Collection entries
########################################

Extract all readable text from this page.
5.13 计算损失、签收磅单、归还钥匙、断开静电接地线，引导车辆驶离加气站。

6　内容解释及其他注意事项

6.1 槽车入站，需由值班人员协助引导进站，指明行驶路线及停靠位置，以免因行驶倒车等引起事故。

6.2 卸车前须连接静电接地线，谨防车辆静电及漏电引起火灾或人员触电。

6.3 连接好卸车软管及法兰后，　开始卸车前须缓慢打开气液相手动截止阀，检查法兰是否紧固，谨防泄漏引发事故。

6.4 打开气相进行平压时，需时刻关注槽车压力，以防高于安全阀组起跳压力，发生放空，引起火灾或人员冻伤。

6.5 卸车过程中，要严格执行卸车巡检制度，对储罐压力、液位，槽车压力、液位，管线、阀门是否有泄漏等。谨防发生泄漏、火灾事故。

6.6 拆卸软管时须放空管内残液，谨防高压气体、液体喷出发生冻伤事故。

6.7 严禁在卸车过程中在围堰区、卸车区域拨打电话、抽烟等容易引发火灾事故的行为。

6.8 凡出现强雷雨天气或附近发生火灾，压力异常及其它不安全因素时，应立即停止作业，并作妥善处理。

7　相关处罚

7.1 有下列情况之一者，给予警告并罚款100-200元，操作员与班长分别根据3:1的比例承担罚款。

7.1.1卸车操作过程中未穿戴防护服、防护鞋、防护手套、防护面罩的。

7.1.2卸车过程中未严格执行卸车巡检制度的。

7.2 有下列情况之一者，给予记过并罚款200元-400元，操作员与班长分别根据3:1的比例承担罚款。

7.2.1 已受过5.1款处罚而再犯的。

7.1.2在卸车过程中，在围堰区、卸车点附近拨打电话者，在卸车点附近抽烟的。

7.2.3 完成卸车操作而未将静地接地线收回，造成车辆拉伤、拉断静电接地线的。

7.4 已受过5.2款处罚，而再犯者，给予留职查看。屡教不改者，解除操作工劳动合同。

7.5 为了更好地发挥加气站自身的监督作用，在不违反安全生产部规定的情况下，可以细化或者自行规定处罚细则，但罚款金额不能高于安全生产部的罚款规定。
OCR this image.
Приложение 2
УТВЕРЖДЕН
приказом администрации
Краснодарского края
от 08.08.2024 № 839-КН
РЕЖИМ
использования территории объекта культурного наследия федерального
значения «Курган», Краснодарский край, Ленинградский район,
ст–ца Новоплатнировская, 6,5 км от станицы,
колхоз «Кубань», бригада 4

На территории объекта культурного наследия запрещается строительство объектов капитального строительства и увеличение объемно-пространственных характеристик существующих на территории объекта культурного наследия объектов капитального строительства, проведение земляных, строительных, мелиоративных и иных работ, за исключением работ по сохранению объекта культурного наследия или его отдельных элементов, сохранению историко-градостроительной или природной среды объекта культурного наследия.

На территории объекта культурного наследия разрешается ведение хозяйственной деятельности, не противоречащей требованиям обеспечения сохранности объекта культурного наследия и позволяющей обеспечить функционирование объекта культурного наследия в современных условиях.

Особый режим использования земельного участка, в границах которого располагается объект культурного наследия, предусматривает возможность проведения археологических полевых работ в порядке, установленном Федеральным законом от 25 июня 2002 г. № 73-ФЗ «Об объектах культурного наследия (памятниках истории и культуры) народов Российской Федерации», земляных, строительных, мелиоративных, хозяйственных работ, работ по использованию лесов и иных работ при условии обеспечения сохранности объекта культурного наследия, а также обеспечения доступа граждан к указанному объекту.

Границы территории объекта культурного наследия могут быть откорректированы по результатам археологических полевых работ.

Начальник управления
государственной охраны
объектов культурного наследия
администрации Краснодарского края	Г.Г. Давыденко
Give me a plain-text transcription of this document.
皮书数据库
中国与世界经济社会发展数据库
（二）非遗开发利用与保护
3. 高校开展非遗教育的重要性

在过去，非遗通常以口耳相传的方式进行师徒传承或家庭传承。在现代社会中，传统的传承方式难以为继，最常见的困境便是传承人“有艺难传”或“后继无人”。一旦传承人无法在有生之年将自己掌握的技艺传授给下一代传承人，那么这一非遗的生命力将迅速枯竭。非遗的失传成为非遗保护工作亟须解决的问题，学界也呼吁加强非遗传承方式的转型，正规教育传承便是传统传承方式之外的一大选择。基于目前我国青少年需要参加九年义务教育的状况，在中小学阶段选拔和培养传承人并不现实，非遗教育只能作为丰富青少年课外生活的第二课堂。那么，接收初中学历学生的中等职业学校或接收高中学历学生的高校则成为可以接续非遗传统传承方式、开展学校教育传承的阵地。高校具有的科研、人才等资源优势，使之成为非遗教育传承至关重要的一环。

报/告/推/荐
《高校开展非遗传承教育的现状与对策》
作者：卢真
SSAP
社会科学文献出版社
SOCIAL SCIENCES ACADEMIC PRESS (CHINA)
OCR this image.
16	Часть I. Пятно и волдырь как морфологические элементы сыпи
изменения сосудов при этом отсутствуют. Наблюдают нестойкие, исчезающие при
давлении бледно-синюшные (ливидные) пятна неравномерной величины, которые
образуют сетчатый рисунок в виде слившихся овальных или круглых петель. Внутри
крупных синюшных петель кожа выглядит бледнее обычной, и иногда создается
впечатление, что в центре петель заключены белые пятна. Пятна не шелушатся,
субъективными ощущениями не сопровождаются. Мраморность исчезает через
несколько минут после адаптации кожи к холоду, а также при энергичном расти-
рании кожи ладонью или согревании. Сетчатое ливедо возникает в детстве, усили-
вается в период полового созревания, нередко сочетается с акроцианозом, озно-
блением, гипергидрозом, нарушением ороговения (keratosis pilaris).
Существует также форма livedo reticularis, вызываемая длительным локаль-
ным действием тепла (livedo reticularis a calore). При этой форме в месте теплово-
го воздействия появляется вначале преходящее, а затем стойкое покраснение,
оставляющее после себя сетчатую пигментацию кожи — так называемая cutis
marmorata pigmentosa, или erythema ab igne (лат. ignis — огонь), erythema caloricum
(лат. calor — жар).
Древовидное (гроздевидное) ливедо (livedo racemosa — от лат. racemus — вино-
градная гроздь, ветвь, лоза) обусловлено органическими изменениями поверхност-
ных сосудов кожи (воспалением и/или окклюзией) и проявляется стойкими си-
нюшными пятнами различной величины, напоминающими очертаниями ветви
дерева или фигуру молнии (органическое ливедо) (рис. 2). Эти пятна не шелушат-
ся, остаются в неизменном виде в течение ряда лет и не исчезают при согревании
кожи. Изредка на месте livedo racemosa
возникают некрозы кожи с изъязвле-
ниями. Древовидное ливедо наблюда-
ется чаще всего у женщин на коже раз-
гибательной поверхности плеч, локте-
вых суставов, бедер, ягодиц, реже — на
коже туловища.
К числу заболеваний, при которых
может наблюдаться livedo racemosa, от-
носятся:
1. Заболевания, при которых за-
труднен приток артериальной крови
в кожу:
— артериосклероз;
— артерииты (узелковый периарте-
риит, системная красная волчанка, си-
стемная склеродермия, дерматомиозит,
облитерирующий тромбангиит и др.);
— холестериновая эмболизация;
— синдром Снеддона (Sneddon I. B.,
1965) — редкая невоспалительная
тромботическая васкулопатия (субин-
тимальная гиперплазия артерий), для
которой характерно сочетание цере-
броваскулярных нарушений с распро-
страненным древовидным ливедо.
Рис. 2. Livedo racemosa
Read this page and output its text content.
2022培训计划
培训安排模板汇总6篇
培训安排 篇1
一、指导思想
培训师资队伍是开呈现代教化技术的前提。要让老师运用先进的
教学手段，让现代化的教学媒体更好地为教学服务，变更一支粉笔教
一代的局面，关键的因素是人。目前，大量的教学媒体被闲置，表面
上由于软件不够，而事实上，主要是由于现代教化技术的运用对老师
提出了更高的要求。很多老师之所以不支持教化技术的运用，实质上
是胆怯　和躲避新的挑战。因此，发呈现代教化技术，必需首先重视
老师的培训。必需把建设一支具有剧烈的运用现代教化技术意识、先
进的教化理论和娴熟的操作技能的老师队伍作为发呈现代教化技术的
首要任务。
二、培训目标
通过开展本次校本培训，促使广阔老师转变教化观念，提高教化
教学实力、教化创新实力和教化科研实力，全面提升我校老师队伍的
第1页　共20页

########################################

_WHAT YOU WILL DO_:
Everything from the line containing "Read this page and output its text content." to the end of the data above should be quoted exactly, please, both ends included, and nothing outside that span.

_RIGHT ANSWER_:
Read this page and output its text content.
2022培训计划
培训安排模板汇总6篇
培训安排 篇1
一、指导思想
培训师资队伍是开呈现代教化技术的前提。要让老师运用先进的
教学手段，让现代化的教学媒体更好地为教学服务，变更一支粉笔教
一代的局面，关键的因素是人。目前，大量的教学媒体被闲置，表面
上由于软件不够，而事实上，主要是由于现代教化技术的运用对老师
提出了更高的要求。很多老师之所以不支持教化技术的运用，实质上
是胆怯　和躲避新的挑战。因此，发呈现代教化技术，必需首先重视
老师的培训。必需把建设一支具有剧烈的运用现代教化技术意识、先
进的教化理论和娴熟的操作技能的老师队伍作为发呈现代教化技术的
首要任务。
二、培训目标
通过开展本次校本培训，促使广阔老师转变教化观念，提高教化
教学实力、教化创新实力和教化科研实力，全面提升我校老师队伍的
第1页　共20页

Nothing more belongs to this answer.